Problem statement → Write every line of the material out exactly as shown.
╭─ Material
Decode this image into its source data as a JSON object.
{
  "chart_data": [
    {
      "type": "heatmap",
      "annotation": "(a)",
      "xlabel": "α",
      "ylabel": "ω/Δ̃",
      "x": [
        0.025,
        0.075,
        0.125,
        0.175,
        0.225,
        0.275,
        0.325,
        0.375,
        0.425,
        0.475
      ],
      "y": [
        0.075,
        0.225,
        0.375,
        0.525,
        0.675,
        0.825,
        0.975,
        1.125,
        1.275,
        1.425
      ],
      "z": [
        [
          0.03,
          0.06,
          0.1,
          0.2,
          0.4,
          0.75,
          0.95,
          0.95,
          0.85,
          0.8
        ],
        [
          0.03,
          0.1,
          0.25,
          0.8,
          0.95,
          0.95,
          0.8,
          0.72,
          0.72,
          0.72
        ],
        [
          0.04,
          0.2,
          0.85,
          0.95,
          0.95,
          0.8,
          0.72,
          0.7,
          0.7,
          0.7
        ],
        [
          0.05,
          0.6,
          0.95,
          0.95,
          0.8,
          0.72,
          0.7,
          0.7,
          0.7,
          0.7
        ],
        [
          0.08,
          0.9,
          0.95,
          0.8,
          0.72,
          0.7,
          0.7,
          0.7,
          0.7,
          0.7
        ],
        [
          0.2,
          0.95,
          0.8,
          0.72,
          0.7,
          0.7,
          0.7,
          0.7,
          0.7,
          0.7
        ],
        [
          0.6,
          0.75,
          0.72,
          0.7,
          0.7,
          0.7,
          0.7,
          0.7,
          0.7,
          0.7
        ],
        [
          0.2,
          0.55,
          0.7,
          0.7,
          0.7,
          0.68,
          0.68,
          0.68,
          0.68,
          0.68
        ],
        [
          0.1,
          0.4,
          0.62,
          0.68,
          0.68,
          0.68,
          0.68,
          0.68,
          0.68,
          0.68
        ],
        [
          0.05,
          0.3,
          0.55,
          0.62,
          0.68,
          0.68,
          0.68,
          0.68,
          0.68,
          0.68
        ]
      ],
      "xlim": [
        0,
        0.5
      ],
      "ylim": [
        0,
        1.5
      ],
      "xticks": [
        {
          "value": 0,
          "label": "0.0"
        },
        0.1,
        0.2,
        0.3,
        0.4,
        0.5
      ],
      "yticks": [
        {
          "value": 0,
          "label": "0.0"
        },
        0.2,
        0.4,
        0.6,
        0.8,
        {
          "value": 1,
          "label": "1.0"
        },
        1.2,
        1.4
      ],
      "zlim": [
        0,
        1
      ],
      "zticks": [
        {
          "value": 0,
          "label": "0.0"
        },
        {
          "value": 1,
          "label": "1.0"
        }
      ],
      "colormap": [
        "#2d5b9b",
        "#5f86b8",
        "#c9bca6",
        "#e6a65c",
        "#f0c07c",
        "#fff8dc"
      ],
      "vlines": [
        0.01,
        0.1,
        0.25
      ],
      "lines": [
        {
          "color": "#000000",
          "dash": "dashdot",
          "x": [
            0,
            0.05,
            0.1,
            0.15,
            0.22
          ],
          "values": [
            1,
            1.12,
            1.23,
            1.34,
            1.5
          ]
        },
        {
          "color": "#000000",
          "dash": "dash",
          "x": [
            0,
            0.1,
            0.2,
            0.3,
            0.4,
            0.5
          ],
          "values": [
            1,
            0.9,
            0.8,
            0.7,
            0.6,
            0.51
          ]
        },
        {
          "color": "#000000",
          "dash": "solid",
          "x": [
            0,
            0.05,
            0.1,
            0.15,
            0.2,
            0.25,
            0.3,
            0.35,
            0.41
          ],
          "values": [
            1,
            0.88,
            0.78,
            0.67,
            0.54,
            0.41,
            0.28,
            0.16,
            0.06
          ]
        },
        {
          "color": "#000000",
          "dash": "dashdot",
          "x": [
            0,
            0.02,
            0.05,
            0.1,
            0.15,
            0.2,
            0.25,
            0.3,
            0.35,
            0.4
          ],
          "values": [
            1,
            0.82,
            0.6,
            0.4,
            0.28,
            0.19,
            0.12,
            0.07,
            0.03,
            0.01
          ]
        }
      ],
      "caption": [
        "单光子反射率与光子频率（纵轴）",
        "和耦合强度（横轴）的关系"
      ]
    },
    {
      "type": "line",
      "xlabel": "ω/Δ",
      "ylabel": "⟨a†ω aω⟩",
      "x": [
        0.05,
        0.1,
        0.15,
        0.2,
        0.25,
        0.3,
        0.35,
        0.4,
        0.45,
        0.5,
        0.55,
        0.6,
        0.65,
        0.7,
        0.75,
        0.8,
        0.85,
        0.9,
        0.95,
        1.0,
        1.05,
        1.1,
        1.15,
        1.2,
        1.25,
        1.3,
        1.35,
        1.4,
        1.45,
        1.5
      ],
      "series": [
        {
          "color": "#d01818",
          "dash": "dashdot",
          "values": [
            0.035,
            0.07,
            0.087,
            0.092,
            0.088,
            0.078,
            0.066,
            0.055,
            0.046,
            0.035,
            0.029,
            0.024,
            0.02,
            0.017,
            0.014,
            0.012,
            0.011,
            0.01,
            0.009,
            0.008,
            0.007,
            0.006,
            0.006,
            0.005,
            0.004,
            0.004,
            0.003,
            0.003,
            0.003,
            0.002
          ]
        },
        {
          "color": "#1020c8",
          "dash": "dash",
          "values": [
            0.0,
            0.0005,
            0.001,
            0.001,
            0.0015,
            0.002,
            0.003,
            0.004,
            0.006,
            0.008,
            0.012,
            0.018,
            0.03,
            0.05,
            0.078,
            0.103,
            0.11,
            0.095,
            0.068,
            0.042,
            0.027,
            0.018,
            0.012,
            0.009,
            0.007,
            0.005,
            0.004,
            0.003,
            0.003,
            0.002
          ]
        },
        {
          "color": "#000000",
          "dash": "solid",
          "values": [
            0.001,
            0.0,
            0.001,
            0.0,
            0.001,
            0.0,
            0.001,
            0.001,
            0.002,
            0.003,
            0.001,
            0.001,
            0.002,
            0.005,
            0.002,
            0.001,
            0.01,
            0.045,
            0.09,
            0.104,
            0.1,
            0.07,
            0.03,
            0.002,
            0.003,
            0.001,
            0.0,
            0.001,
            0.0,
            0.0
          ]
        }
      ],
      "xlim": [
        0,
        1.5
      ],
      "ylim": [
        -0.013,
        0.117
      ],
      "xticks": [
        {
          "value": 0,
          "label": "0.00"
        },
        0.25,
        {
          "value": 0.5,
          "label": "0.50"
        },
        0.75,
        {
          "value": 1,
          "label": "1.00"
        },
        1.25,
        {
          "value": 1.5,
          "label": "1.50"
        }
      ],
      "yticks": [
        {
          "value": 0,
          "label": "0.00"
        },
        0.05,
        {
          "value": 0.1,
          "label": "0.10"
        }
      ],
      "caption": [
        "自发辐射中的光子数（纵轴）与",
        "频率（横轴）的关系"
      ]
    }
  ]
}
╰─
Problem solution →
Decode this image into its source data as a JSON object.
{
  "chart_data": [
    {
      "type": "heatmap",
      "annotation": "(a)",
      "xlabel": "α",
      "ylabel": "ω/Δ̃",
      "x": [
        0.025,
        0.075,
        0.125,
        0.175,
        0.225,
        0.275,
        0.325,
        0.375,
        0.425,
        0.475
      ],
      "y": [
        0.075,
        0.225,
        0.375,
        0.525,
        0.675,
        0.825,
        0.975,
        1.125,
        1.275,
        1.425
      ],
      "z": [
        [
          0.03,
          0.06,
          0.1,
          0.2,
          0.4,
          0.75,
          0.95,
          0.95,
          0.85,
          0.8
        ],
        [
          0.03,
          0.1,
          0.25,
          0.8,
          0.95,
          0.95,
          0.8,
          0.72,
          0.72,
          0.72
        ],
        [
          0.04,
          0.2,
          0.85,
          0.95,
          0.95,
          0.8,
          0.72,
          0.7,
          0.7,
          0.7
        ],
        [
          0.05,
          0.6,
          0.95,
          0.95,
          0.8,
          0.72,
          0.7,
          0.7,
          0.7,
          0.7
        ],
        [
          0.08,
          0.9,
          0.95,
          0.8,
          0.72,
          0.7,
          0.7,
          0.7,
          0.7,
          0.7
        ],
        [
          0.2,
          0.95,
          0.8,
          0.72,
          0.7,
          0.7,
          0.7,
          0.7,
          0.7,
          0.7
        ],
        [
          0.6,
          0.75,
          0.72,
          0.7,
          0.7,
          0.7,
          0.7,
          0.7,
          0.7,
          0.7
        ],
        [
          0.2,
          0.55,
          0.7,
          0.7,
          0.7,
          0.68,
          0.68,
          0.68,
          0.68,
          0.68
        ],
        [
          0.1,
          0.4,
          0.62,
          0.68,
          0.68,
          0.68,
          0.68,
          0.68,
          0.68,
          0.68
        ],
        [
          0.05,
          0.3,
          0.55,
          0.62,
          0.68,
          0.68,
          0.68,
          0.68,
          0.68,
          0.68
        ]
      ],
      "xlim": [
        0,
        0.5
      ],
      "ylim": [
        0,
        1.5
      ],
      "xticks": [
        {
          "value": 0,
          "label": "0.0"
        },
        0.1,
        0.2,
        0.3,
        0.4,
        0.5
      ],
      "yticks": [
        {
          "value": 0,
          "label": "0.0"
        },
        0.2,
        0.4,
        0.6,
        0.8,
        {
          "value": 1,
          "label": "1.0"
        },
        1.2,
        1.4
      ],
      "zlim": [
        0,
        1
      ],
      "zticks": [
        {
          "value": 0,
          "label": "0.0"
        },
        {
          "value": 1,
          "label": "1.0"
        }
      ],
      "colormap": [
        "#2d5b9b",
        "#5f86b8",
        "#c9bca6",
        "#e6a65c",
        "#f0c07c",
        "#fff8dc"
      ],
      "vlines": [
        0.01,
        0.1,
        0.25
      ],
      "lines": [
        {
          "color": "#000000",
          "dash": "dashdot",
          "x": [
            0,
            0.05,
            0.1,
            0.15,
            0.22
          ],
          "values": [
            1,
            1.12,
            1.23,
            1.34,
            1.5
          ]
        },
        {
          "color": "#000000",
          "dash": "dash",
          "x": [
            0,
            0.1,
            0.2,
            0.3,
            0.4,
            0.5
          ],
          "values": [
            1,
            0.9,
            0.8,
            0.7,
            0.6,
            0.51
          ]
        },
        {
          "color": "#000000",
          "dash": "solid",
          "x": [
            0,
            0.05,
            0.1,
            0.15,
            0.2,
            0.25,
            0.3,
            0.35,
            0.41
          ],
          "values": [
            1,
            0.88,
            0.78,
            0.67,
            0.54,
            0.41,
            0.28,
            0.16,
            0.06
          ]
        },
        {
          "color": "#000000",
          "dash": "dashdot",
          "x": [
            0,
            0.02,
            0.05,
            0.1,
            0.15,
            0.2,
            0.25,
            0.3,
            0.35,
            0.4
          ],
          "values": [
            1,
            0.82,
            0.6,
            0.4,
            0.28,
            0.19,
            0.12,
            0.07,
            0.03,
            0.01
          ]
        }
      ],
      "caption": [
        "单光子反射率与光子频率（纵轴）",
        "和耦合强度（横轴）的关系"
      ]
    },
    {
      "type": "line",
      "xlabel": "ω/Δ",
      "ylabel": "⟨a†ω aω⟩",
      "x": [
        0.05,
        0.1,
        0.15,
        0.2,
        0.25,
        0.3,
        0.35,
        0.4,
        0.45,
        0.5,
        0.55,
        0.6,
        0.65,
        0.7,
        0.75,
        0.8,
        0.85,
        0.9,
        0.95,
        1.0,
        1.05,
        1.1,
        1.15,
        1.2,
        1.25,
        1.3,
        1.35,
        1.4,
        1.45,
        1.5
      ],
      "series": [
        {
          "color": "#d01818",
          "dash": "dashdot",
          "values": [
            0.035,
            0.07,
            0.087,
            0.092,
            0.088,
            0.078,
            0.066,
            0.055,
            0.046,
            0.035,
            0.029,
            0.024,
            0.02,
            0.017,
            0.014,
            0.012,
            0.011,
            0.01,
            0.009,
            0.008,
            0.007,
            0.006,
            0.006,
            0.005,
            0.004,
            0.004,
            0.003,
            0.003,
            0.003,
            0.002
          ]
        },
        {
          "color": "#1020c8",
          "dash": "dash",
          "values": [
            0.0,
            0.0005,
            0.001,
            0.001,
            0.0015,
            0.002,
            0.003,
            0.004,
            0.006,
            0.008,
            0.012,
            0.018,
            0.03,
            0.05,
            0.078,
            0.103,
            0.11,
            0.095,
            0.068,
            0.042,
            0.027,
            0.018,
            0.012,
            0.009,
            0.007,
            0.005,
            0.004,
            0.003,
            0.003,
            0.002
          ]
        },
        {
          "color": "#000000",
          "dash": "solid",
          "values": [
            0.001,
            0.0,
            0.001,
            0.0,
            0.001,
            0.0,
            0.001,
            0.001,
            0.002,
            0.003,
            0.001,
            0.001,
            0.002,
            0.005,
            0.002,
            0.001,
            0.01,
            0.045,
            0.09,
            0.104,
            0.1,
            0.07,
            0.03,
            0.002,
            0.003,
            0.001,
            0.0,
            0.001,
            0.0,
            0.0
          ]
        }
      ],
      "xlim": [
        0,
        1.5
      ],
      "ylim": [
        -0.013,
        0.117
      ],
      "xticks": [
        {
          "value": 0,
          "label": "0.00"
        },
        0.25,
        {
          "value": 0.5,
          "label": "0.50"
        },
        0.75,
        {
          "value": 1,
          "label": "1.00"
        },
        1.25,
        {
          "value": 1.5,
          "label": "1.50"
        }
      ],
      "yticks": [
        {
          "value": 0,
          "label": "0.00"
        },
        0.05,
        {
          "value": 0.1,
          "label": "0.10"
        }
      ],
      "caption": [
        "自发辐射中的光子数（纵轴）与",
        "频率（横轴）的关系"
      ]
    }
  ]
}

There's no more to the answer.